» TEKS
•••••

MENGENANG LONG MARCH SILIWANGI

Posted by Admin on Thursday, 18 December 2014 | Catatan

Sayidiman Suryohadiprojo

Tiba-tiba di pagi hari ini, tanggal 18 Desember 2014, timbul kenangan pada Long March Siliwangi 66 tahun lalu, Jalan Jauh dari Jawa Tengah ke Jawa Barat yang dilakukan pasukan Siliwangi. Karena Persetujuan Renville pasukan Siliwangi pada tahun 1947 harus meninggalkan Jawa Barat untuk hijrah ke Jawa Tengah. Keputusan itu menimbulkan banyak persoalan dan kesulitan bagi pasukan Siliwangi dan keluarganya yang tak mau ditinggalkan di Jawa Barat. Sebab itu semua ingin kembali ke kampong halamannya di Jawa Barat. Hal itu menjadi kenyataan ketika ada perkembangan dalam sengketa RI – Belanda sehingga Persetujuan Renville otomatis batal.

Perkembangan itu timbul ketika jenderal Spoor sebagai pimpinan tentara Belanda pada 18 Desember 1948 fajar mendaratkan pasukannya di Pangkalan Udara Maguwo (sekarang Adi Sucipto). Serangan tentara Belanda menjadi awal dari Perang Kemerdekaan Kedua bagi bangsa Indonesia, khususnya untuk TNI.

Sebenarnya pimpinan TNI sejak semula yakin bahwa Belanda tidak mau membiarkan Republik Indonesia tetap eksis dan akan menyerang lagi untuk meruntuhkan pemerintah RI yang ada di Yogyakarta. Sebab itu pasukan Siliwangi sudah mendapat perintah pendahuluan untuk bergerak kembali ke Jawa Barat seketika Belanda mulai menyerang. Juga telah ditetapkan daerah perlawanan di Jawa Barat yang harus menjadi tujuan gerakan Itu. Maka serangan Belanda ke Maguwo mentrigger Long March atau Jalan Jauh dari tempat pasukan-pasukan sekarang berada menuju ke daerah yang telah ditetapkan sebagai Wehrkreis atau Daerah Perlawanan masing-masing di Jawa Barat.

Sebagai Taruna Akademi Militer Yogya saya pada 28 November 1948 baru saja dilantik oleh Presiden Sukarno menjadi Letnan Dua TNI-AD. Pada 18 Desember 1948 saya ada di Markas Divisi Siliwangi di Solo, sebab setelah pelantikan mendapat perintah Markas Besar TNI menjadi Perwira di Siliwangi. Setelah pada 30 November lapor kepada Pd Panglima Siliwangi, letkol Daan Yahya, saya ditetapkan sebagai anggota Batalyon Nasuhi. Ketika sebagai Taruna bertugas sebagai komandan peleton di Yon Nasuhi menghadapi pemberontakan PKI Madiun, mayor Nasuhi minta saya untuk ditempatkan di batalyon itu setelah selesai pelantikan di Yogya.

•••••

» DATA SUMBER
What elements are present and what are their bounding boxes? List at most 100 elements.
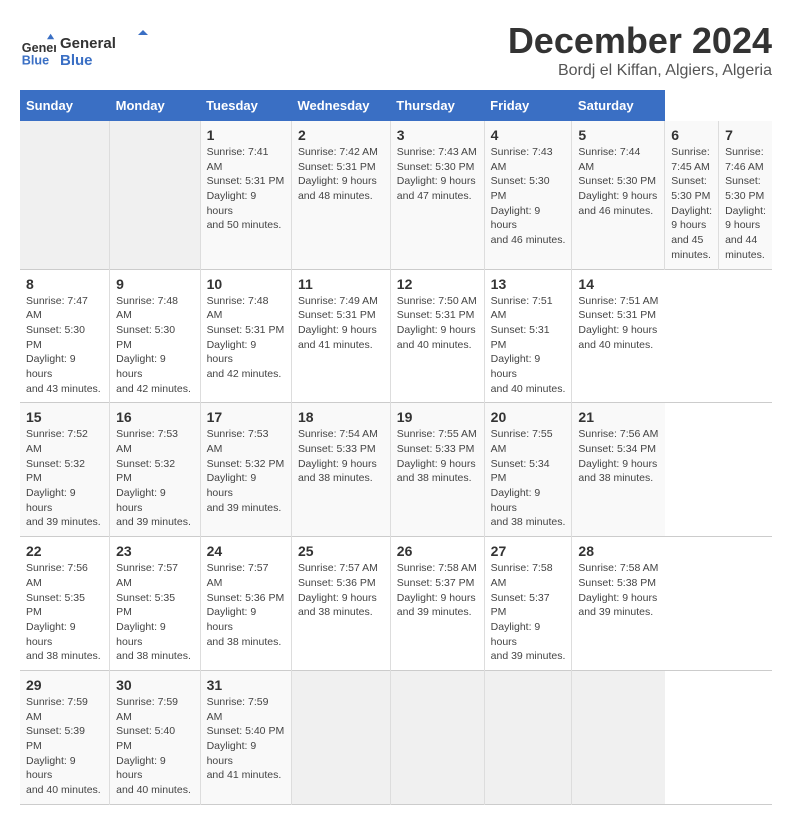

•••••

» DAFTAR TUGAS
1. Tuliskan ulang kata demi kata seluruh bagian teks tentang Long March Siliwangi, dari "Posted by Admin" hingga "Renville otomatis batal.".
2. Tentukan apakah setiap pernyataan berikut sesuai dengan teks tentang Long March Siliwangi, lalu jawab ya atau tidak disertai kutipan persis dari teks yang menjadi penentunya. (a) Persetujuan Renville membuat pasukan Siliwangi harus meninggalkan Jawa Barat pada tahun 1947. (b) Pasukan Belanda didaratkan di Pangkalan Udara Maguwo pada 28 November 1948. (c) Penulis dilantik menjadi Letnan Dua oleh Presiden Sukarno.
Data tidak dipakai untuk mengerjakan apa pun di sini.

» JAWABAN LATIHAN
1.
Posted by Admin on Thursday, 18 December 2014 | Catatan

Sayidiman Suryohadiprojo

Tiba-tiba di pagi hari ini, tanggal 18 Desember 2014, timbul kenangan pada Long March Siliwangi 66 tahun lalu, Jalan Jauh dari Jawa Tengah ke Jawa Barat yang dilakukan pasukan Siliwangi. Karena Persetujuan Renville pasukan Siliwangi pada tahun 1947 harus meninggalkan Jawa Barat untuk hijrah ke Jawa Tengah. Keputusan itu menimbulkan banyak persoalan dan kesulitan bagi pasukan Siliwangi dan keluarganya yang tak mau ditinggalkan di Jawa Barat. Sebab itu semua ingin kembali ke kampong halamannya di Jawa Barat. Hal itu menjadi kenyataan ketika ada perkembangan dalam sengketa RI – Belanda sehingga Persetujuan Renville otomatis batal.

2.
(a) Ya: "Karena Persetujuan Renville pasukan Siliwangi pada tahun 1947 harus meninggalkan Jawa Barat untuk hijrah ke Jawa Tengah."
(b) Tidak: "pada 18 Desember 1948 fajar mendaratkan pasukannya di Pangkalan Udara Maguwo"
(c) Ya: "baru saja dilantik oleh Presiden Sukarno menjadi Letnan Dua TNI-AD"